Document section →
Application Ref. / 15/04059/FUL
Applicant / Mr M Hartle
Reason for Referral to Committee / Support from Cllr Atkinson
Case Officer / Erin Weatherstone
Presenting Officer / Erin Weatherstone
Ward Member(s) / Cllr Atkinson
Parish Council / Tanworth–in-Arden
Site Address / Harwood House, Penn Lane, Tanworth-in-Arden
Description of Development / Demolition of the existing dwelling and removal of 2no. storage containers and the erection of a replacement dwelling with detached garage
Description of Site Constraints /
  • Green Belt
  • PROW to north west of site
  • Mature trees

Summary of Recommendation /

Description of site and surroundings

The application site lies to the west of Wood end due south of the M42 and east of the A345. The application site lies within the West Midlands Green Belt and is accessed from Penn Lane which forms a ribbon of development. To the west of the site lies paddock land and stables which are within the applicants ownership and there is a vehicular access point from the site to this land. A public foot paths runs from north to south west beyond the western boundary of the site.

The application site is accessed via a long drive from Penn Lane. The existing dwelling has a U-shaped form and is single storey with garden area behind. The site has a large area of hardstanding with tennis courts to the south. A number of containers are located within the site and a carport garage area close to the entrance. Outside the application site to the east of the dwelling lies a wooded area and to the south an open grassed area with a pond.

Planning permission is sought for the erection of a replacement dwelling and detached garage. Access from Penn Lane would be retained including the gates and front boundary treatment.

Revised plans have been received which have set the dwelling into the land by 1.5m and introduce additional planting.

Development Plan

Paragraph 215 of the National Planning Policy Framework (NPPF) advises that “due weight should be given to relevant policies in existing plans according to their degree of consistency with this framework”.

Relevant Policies in the Development Plan for this application are

  • COM.12 part d, PR.1, DEV.1,DEV.4 – consistent with Framework
  • EF.6, EF.10, EF.11, CTY.1, DEV.3, DEV.6, DEV.7, PR.2, PR.8– some consistency but Framework is less restrictive
  • DEV.5 – inconsistent with Framework/out-of-date

Other Material Considerations

Central government guidance

  • NPPF 2012 & PPG 2014
  • Circular 06/05: Biodiversity and Geological Conservation

Supplementary Planning Documents & Guidance

  • Stratford on Avon District Design Guide

Other Documents

  • Core Strategy: Proposed Submission with Modifications June 2015

Following a full Council meeting on 22.06.2015, Members resolved to adopt some of the policies in the emerging ‘Core Strategy (As submitted September 2014 showing subsequent proposed modifications) June 2015’ for development management purposes. Those policies have some weight in decision taking.

Proposed modifications in response to the Inspector’s Interim Conclusions were consulted on in August 2015 and submitted, with representations, to the Inspector on 23 October 2015.

Exercise instructions →
a) Condense the paragraph of the planning report that begins "The application site is accessed via a long drive" into a short bulleted list that keeps its main facts.
b) Quote the planning report word for word, starting with "Central government guidance" and going on through "in decision taking.".
c) According to the planning report, by how much do the revised plans set the dwelling into the land?

[Page element annotations]
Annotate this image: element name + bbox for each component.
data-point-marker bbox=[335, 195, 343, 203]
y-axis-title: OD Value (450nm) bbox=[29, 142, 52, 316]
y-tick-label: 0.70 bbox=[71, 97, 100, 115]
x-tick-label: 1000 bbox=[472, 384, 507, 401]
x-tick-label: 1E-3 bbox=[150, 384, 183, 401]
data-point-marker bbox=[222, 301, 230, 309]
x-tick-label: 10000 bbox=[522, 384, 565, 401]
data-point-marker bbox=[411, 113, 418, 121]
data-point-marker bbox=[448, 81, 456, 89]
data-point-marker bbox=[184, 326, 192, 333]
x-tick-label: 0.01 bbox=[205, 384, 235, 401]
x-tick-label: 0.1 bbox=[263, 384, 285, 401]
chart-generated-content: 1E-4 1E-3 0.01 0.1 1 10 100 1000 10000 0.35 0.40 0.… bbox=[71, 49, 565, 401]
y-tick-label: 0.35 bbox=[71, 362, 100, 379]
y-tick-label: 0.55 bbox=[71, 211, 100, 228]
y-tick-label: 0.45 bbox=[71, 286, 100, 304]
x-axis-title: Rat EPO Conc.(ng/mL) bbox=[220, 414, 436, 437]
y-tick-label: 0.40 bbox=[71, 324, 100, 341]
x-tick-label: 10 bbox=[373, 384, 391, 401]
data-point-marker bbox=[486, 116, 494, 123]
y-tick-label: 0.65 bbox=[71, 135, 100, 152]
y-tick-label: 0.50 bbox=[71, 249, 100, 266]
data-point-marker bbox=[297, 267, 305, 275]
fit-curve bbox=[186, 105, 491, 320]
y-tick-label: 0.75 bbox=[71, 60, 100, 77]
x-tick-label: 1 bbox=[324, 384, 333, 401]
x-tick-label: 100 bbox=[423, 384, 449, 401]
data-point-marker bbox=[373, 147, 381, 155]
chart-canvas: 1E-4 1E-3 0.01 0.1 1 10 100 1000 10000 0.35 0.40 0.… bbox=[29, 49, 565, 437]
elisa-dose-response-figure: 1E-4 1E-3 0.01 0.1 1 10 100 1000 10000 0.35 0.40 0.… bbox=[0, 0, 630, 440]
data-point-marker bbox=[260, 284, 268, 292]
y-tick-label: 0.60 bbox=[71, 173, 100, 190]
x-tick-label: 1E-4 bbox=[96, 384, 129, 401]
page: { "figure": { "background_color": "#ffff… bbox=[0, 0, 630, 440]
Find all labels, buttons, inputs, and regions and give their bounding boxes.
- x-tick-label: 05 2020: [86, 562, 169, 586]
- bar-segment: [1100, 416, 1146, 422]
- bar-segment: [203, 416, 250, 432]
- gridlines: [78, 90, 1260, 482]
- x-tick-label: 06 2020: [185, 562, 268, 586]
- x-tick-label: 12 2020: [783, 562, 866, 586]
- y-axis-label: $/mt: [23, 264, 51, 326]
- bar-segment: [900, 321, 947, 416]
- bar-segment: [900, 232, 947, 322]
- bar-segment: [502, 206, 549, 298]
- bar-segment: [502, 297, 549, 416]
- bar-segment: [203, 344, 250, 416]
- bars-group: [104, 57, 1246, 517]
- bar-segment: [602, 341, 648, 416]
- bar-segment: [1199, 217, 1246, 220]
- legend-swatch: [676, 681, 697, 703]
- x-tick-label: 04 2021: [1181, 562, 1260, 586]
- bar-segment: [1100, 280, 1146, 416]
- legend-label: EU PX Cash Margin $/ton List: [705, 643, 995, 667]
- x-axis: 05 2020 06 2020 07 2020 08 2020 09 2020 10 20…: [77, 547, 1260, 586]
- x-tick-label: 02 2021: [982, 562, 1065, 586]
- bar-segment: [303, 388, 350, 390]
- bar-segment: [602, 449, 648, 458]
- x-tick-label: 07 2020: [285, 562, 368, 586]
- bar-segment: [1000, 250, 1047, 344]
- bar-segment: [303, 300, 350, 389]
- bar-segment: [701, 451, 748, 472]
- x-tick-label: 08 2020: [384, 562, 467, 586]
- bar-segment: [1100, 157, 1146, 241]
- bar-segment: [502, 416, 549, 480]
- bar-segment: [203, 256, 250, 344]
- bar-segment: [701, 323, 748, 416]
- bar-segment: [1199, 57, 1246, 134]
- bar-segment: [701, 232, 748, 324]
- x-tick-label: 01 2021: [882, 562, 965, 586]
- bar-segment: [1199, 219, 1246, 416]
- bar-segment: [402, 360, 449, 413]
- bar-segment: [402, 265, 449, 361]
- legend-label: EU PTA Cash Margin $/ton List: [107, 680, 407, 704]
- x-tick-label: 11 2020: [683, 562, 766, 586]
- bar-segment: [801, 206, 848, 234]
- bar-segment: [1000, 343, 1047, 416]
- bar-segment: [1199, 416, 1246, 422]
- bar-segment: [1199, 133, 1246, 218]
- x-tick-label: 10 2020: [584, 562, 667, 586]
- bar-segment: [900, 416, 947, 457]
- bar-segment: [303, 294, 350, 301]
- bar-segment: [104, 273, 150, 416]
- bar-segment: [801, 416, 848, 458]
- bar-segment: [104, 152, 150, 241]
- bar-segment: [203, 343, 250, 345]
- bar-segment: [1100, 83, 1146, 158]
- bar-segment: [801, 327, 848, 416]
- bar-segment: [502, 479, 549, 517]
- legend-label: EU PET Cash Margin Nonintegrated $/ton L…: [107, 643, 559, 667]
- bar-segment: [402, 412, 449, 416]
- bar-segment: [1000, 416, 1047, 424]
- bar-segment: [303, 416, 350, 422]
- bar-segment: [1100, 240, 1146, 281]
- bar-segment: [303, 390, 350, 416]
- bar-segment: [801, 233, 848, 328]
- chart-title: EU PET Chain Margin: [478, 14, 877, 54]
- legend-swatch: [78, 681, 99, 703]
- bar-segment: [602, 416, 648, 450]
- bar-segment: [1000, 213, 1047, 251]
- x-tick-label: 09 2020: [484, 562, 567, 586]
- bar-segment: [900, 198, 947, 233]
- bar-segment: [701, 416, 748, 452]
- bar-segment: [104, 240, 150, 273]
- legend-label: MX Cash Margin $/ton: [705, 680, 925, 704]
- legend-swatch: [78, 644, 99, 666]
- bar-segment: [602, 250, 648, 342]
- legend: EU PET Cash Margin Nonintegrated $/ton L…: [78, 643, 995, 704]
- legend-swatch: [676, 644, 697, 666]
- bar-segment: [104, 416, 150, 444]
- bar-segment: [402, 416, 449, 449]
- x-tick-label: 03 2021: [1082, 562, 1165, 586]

Response list →
a)
- The site is reached by a long drive from Penn Lane.
- The existing dwelling is single storey and U-shaped, with a garden area behind.
- The site has a large area of hardstanding, with tennis courts to the south.
- Several containers stand within the site, and a carport garage area sits near the entrance.
- Outside the site, a wooded area lies east of the dwelling, and an open grassed area with a pond lies to the south.

b)
Central government guidance

  • NPPF 2012 & PPG 2014
  • Circular 06/05: Biodiversity and Geological Conservation

Supplementary Planning Documents & Guidance

  • Stratford on Avon District Design Guide

Other Documents

  • Core Strategy: Proposed Submission with Modifications June 2015

Following a full Council meeting on 22.06.2015, Members resolved to adopt some of the policies in the emerging ‘Core Strategy (As submitted September 2014 showing subsequent proposed modifications) June 2015’ for development management purposes. Those policies have some weight in decision taking.

c) The revised plans set the dwelling into the land by 1.5m.